▶ [THE PROBLEM]:
Reproduce every entry below precisely; do not include the pictures.

▶ [AVAILABLE RECORDS]:
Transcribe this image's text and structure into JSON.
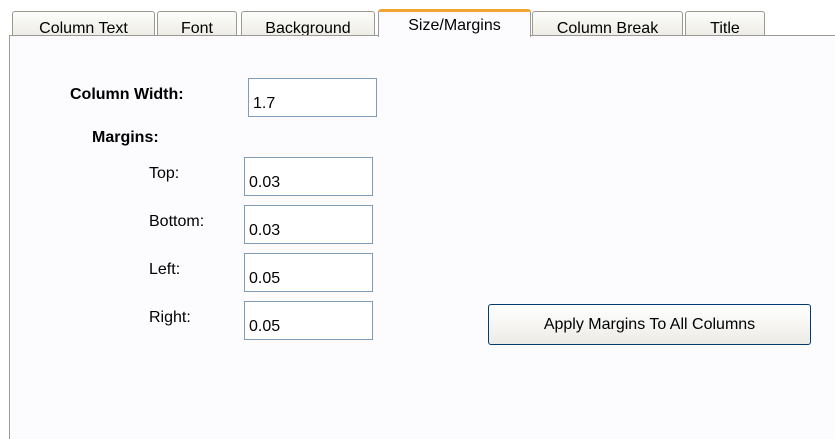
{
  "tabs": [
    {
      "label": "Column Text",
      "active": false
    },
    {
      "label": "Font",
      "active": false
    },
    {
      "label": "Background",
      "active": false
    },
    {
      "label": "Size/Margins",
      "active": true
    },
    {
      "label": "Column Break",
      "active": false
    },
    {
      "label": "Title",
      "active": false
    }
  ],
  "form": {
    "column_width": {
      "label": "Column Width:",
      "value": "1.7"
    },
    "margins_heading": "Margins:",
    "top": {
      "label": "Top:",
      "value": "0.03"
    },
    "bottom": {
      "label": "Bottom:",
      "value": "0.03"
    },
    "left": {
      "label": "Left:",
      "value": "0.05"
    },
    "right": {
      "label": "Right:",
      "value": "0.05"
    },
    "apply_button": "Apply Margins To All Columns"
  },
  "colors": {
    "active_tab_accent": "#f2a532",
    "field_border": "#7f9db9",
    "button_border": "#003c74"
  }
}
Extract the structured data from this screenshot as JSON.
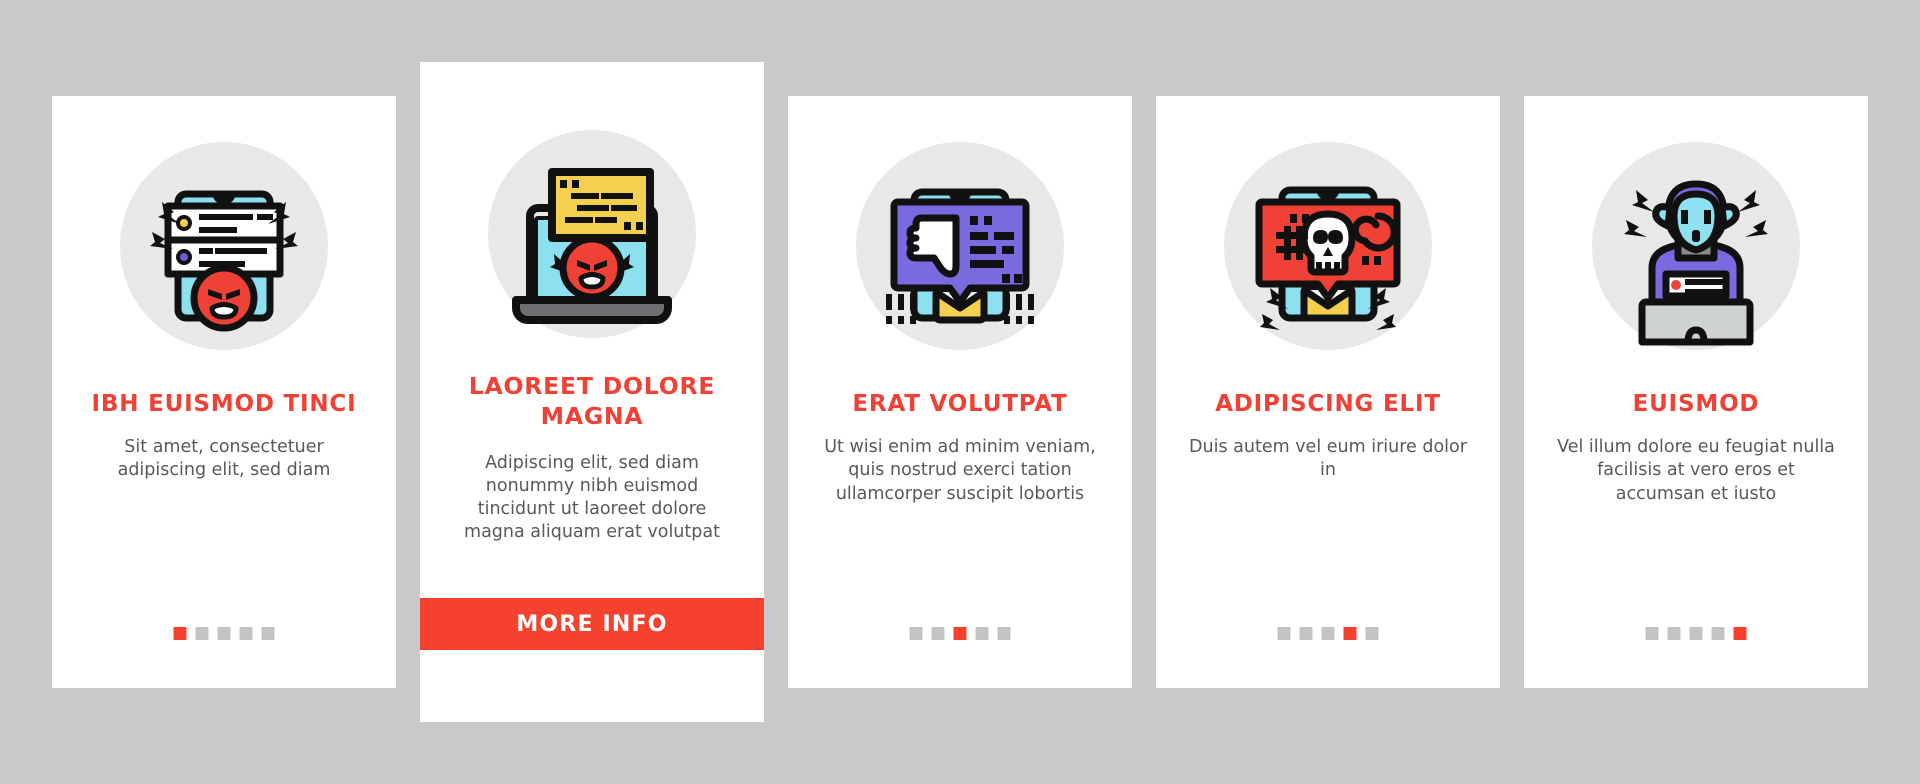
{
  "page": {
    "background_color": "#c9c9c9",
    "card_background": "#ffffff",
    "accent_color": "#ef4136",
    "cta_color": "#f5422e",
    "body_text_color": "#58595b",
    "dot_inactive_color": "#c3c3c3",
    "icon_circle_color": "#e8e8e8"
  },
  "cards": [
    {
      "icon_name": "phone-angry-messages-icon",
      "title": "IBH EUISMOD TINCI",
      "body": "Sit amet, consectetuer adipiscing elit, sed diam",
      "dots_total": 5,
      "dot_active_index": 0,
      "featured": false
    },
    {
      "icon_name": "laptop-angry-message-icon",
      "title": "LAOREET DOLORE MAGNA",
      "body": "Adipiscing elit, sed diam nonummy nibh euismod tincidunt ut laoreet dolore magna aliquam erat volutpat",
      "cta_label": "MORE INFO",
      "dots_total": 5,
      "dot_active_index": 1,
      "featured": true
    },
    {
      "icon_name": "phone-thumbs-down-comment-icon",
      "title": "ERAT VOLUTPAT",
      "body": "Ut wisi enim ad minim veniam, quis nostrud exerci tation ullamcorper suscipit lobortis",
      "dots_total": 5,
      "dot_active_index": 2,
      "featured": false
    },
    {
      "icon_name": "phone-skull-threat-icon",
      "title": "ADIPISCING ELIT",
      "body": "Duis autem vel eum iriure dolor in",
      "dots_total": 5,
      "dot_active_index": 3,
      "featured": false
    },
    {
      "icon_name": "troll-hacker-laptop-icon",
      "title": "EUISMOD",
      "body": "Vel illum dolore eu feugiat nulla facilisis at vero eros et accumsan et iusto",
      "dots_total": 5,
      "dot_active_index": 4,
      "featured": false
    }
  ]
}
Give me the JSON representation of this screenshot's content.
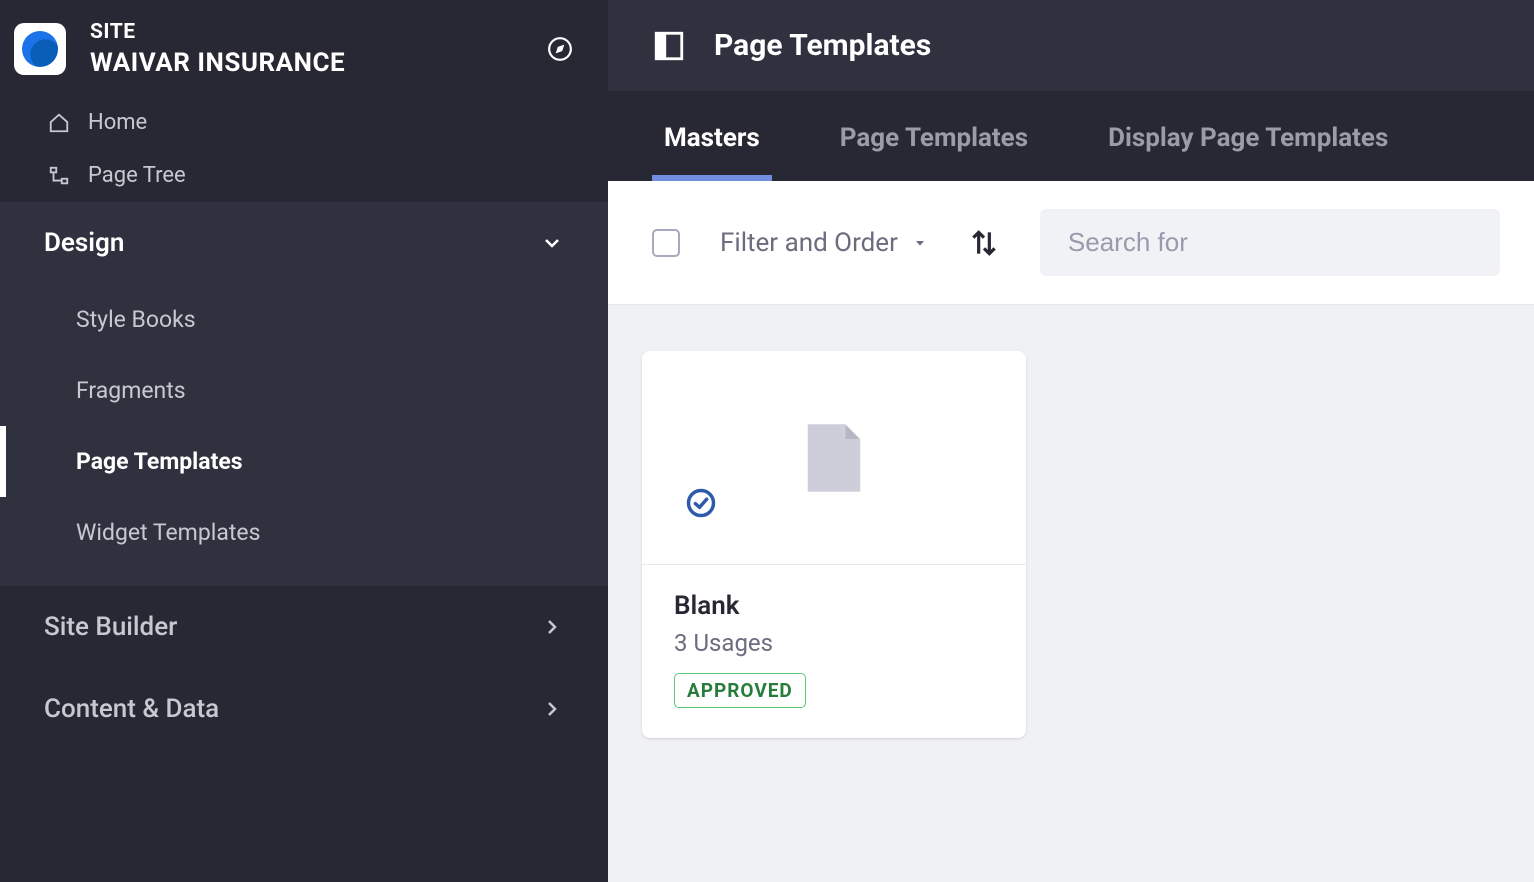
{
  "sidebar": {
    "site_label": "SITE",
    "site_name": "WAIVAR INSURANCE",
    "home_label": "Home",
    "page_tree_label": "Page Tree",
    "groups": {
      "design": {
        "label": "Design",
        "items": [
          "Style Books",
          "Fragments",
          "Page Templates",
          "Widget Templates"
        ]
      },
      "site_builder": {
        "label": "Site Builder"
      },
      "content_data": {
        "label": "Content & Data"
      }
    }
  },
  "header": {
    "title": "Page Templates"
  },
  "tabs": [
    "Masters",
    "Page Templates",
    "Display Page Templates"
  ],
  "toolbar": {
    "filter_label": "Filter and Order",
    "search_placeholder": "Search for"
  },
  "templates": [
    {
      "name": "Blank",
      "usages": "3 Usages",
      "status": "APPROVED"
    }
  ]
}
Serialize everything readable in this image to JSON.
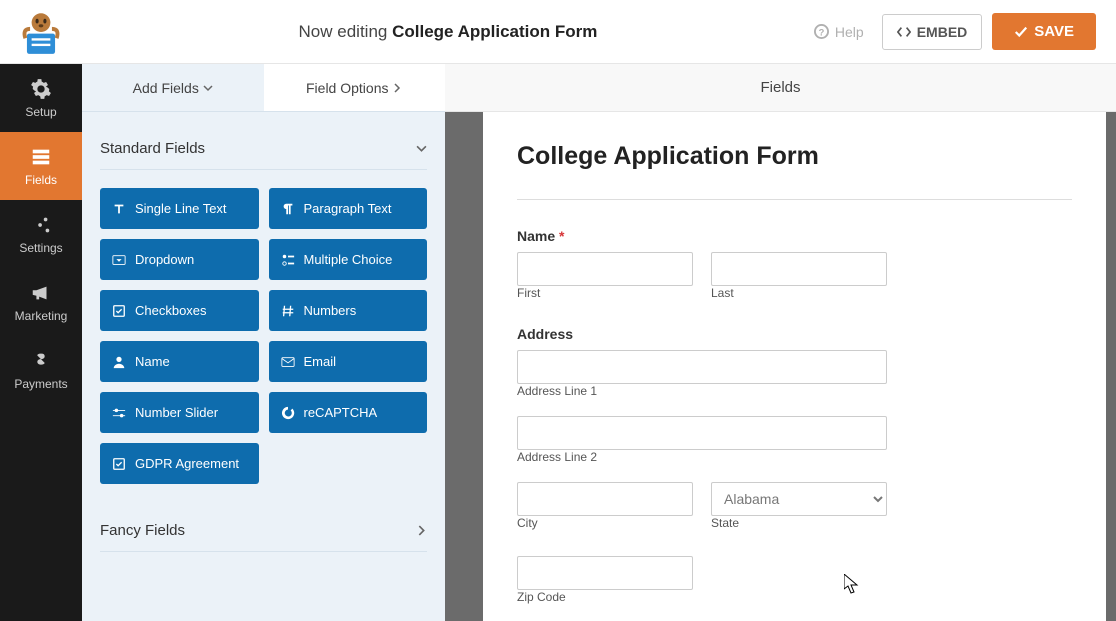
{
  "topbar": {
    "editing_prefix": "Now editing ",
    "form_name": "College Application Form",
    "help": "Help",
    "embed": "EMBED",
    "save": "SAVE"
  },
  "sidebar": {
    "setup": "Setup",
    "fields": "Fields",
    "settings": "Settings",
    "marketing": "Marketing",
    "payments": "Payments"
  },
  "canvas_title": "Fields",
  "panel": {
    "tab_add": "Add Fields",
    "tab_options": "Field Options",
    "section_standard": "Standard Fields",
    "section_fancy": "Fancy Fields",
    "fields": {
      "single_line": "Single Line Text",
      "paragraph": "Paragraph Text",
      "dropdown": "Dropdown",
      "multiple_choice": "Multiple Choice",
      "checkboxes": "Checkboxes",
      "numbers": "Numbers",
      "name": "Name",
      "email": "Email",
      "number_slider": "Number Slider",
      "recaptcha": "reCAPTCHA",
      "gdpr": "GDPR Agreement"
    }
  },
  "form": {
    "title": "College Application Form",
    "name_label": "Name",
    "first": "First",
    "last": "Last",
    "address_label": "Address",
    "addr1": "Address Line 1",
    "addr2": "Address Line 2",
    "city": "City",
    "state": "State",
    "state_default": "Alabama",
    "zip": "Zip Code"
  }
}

▶ [SOLUTION]:
Transcribe this image's text and structure into JSON.
{
  "tabs": [
    {
      "label": "Column Text",
      "active": false
    },
    {
      "label": "Font",
      "active": false
    },
    {
      "label": "Background",
      "active": false
    },
    {
      "label": "Size/Margins",
      "active": true
    },
    {
      "label": "Column Break",
      "active": false
    },
    {
      "label": "Title",
      "active": false
    }
  ],
  "form": {
    "column_width": {
      "label": "Column Width:",
      "value": "1.7"
    },
    "margins_heading": "Margins:",
    "top": {
      "label": "Top:",
      "value": "0.03"
    },
    "bottom": {
      "label": "Bottom:",
      "value": "0.03"
    },
    "left": {
      "label": "Left:",
      "value": "0.05"
    },
    "right": {
      "label": "Right:",
      "value": "0.05"
    },
    "apply_button": "Apply Margins To All Columns"
  },
  "colors": {
    "active_tab_accent": "#f2a532",
    "field_border": "#7f9db9",
    "button_border": "#003c74"
  }
}
Extract the structured data from this screenshot as JSON.
{
  "page": {
    "background_color": "#c9c9c9",
    "card_background": "#ffffff",
    "accent_color": "#ef4136",
    "cta_color": "#f5422e",
    "body_text_color": "#58595b",
    "dot_inactive_color": "#c3c3c3",
    "icon_circle_color": "#e8e8e8"
  },
  "cards": [
    {
      "icon_name": "phone-angry-messages-icon",
      "title": "IBH EUISMOD TINCI",
      "body": "Sit amet, consectetuer adipiscing elit, sed diam",
      "dots_total": 5,
      "dot_active_index": 0,
      "featured": false
    },
    {
      "icon_name": "laptop-angry-message-icon",
      "title": "LAOREET DOLORE MAGNA",
      "body": "Adipiscing elit, sed diam nonummy nibh euismod tincidunt ut laoreet dolore magna aliquam erat volutpat",
      "cta_label": "MORE INFO",
      "dots_total": 5,
      "dot_active_index": 1,
      "featured": true
    },
    {
      "icon_name": "phone-thumbs-down-comment-icon",
      "title": "ERAT VOLUTPAT",
      "body": "Ut wisi enim ad minim veniam, quis nostrud exerci tation ullamcorper suscipit lobortis",
      "dots_total": 5,
      "dot_active_index": 2,
      "featured": false
    },
    {
      "icon_name": "phone-skull-threat-icon",
      "title": "ADIPISCING ELIT",
      "body": "Duis autem vel eum iriure dolor in",
      "dots_total": 5,
      "dot_active_index": 3,
      "featured": false
    },
    {
      "icon_name": "troll-hacker-laptop-icon",
      "title": "EUISMOD",
      "body": "Vel illum dolore eu feugiat nulla facilisis at vero eros et accumsan et iusto",
      "dots_total": 5,
      "dot_active_index": 4,
      "featured": false
    }
  ]
}
Give me the JSON representation of this screenshot's content.
{
  "sidebar": {
    "site_label": "SITE",
    "site_name": "WAIVAR INSURANCE",
    "home_label": "Home",
    "page_tree_label": "Page Tree",
    "groups": {
      "design": {
        "label": "Design",
        "items": [
          "Style Books",
          "Fragments",
          "Page Templates",
          "Widget Templates"
        ]
      },
      "site_builder": {
        "label": "Site Builder"
      },
      "content_data": {
        "label": "Content & Data"
      }
    }
  },
  "header": {
    "title": "Page Templates"
  },
  "tabs": [
    "Masters",
    "Page Templates",
    "Display Page Templates"
  ],
  "toolbar": {
    "filter_label": "Filter and Order",
    "search_placeholder": "Search for"
  },
  "templates": [
    {
      "name": "Blank",
      "usages": "3 Usages",
      "status": "APPROVED"
    }
  ]
}
Serialize everything readable in this image to JSON.
{
  "topbar": {
    "editing_prefix": "Now editing ",
    "form_name": "College Application Form",
    "help": "Help",
    "embed": "EMBED",
    "save": "SAVE"
  },
  "sidebar": {
    "setup": "Setup",
    "fields": "Fields",
    "settings": "Settings",
    "marketing": "Marketing",
    "payments": "Payments"
  },
  "canvas_title": "Fields",
  "panel": {
    "tab_add": "Add Fields",
    "tab_options": "Field Options",
    "section_standard": "Standard Fields",
    "section_fancy": "Fancy Fields",
    "fields": {
      "single_line": "Single Line Text",
      "paragraph": "Paragraph Text",
      "dropdown": "Dropdown",
      "multiple_choice": "Multiple Choice",
      "checkboxes": "Checkboxes",
      "numbers": "Numbers",
      "name": "Name",
      "email": "Email",
      "number_slider": "Number Slider",
      "recaptcha": "reCAPTCHA",
      "gdpr": "GDPR Agreement"
    }
  },
  "form": {
    "title": "College Application Form",
    "name_label": "Name",
    "first": "First",
    "last": "Last",
    "address_label": "Address",
    "addr1": "Address Line 1",
    "addr2": "Address Line 2",
    "city": "City",
    "state": "State",
    "state_default": "Alabama",
    "zip": "Zip Code"
  }
}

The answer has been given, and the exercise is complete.